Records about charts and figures

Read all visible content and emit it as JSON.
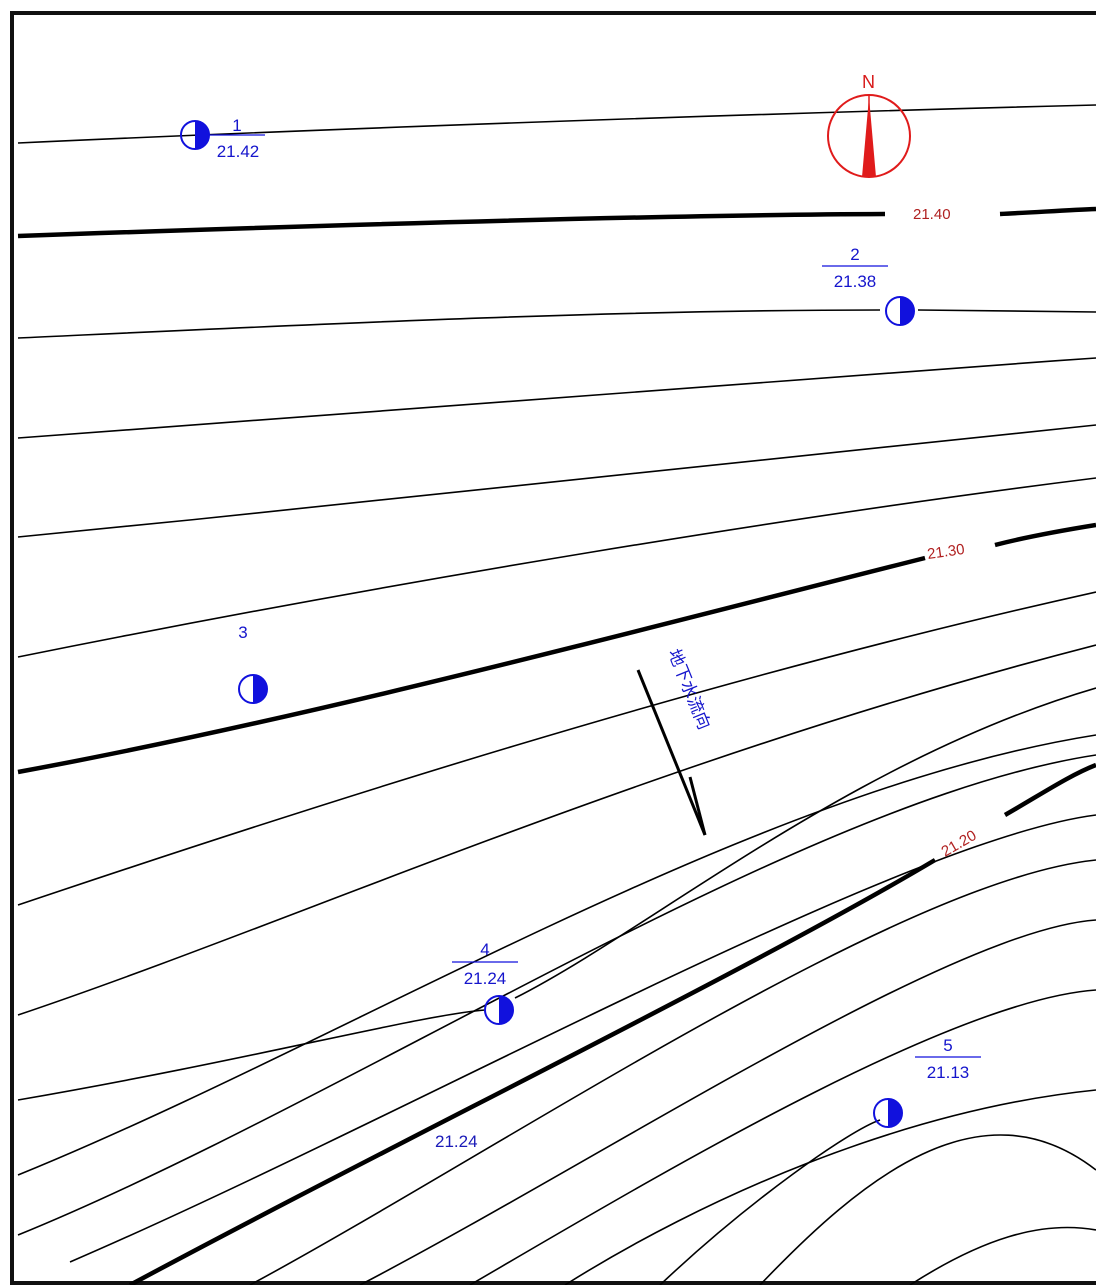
{
  "compass": {
    "letter": "N",
    "color": "#e01b1b"
  },
  "contour_labels": [
    {
      "id": "c1",
      "text": "21.40"
    },
    {
      "id": "c2",
      "text": "21.30"
    },
    {
      "id": "c3",
      "text": "21.20"
    }
  ],
  "wells": [
    {
      "id": "w1",
      "number": "1",
      "level": "21.42"
    },
    {
      "id": "w2",
      "number": "2",
      "level": "21.38"
    },
    {
      "id": "w3",
      "number": "3",
      "level": ""
    },
    {
      "id": "w4",
      "number": "4",
      "level": "21.24"
    },
    {
      "id": "w5",
      "number": "5",
      "level": "21.13"
    }
  ],
  "flow_direction_label": "地下水流向",
  "extra_labels": [
    {
      "id": "x1",
      "text": "21.24"
    }
  ],
  "colors": {
    "wells": "#1111dd",
    "contour_labels": "#b02020",
    "contours": "#000000",
    "frame": "#111111"
  }
}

What this task involves
Among the entries above, identify all lines with "number" and copy them.

Final result
      "number": "1",
      "number": "2",
      "number": "3",
      "number": "4",
      "number": "5",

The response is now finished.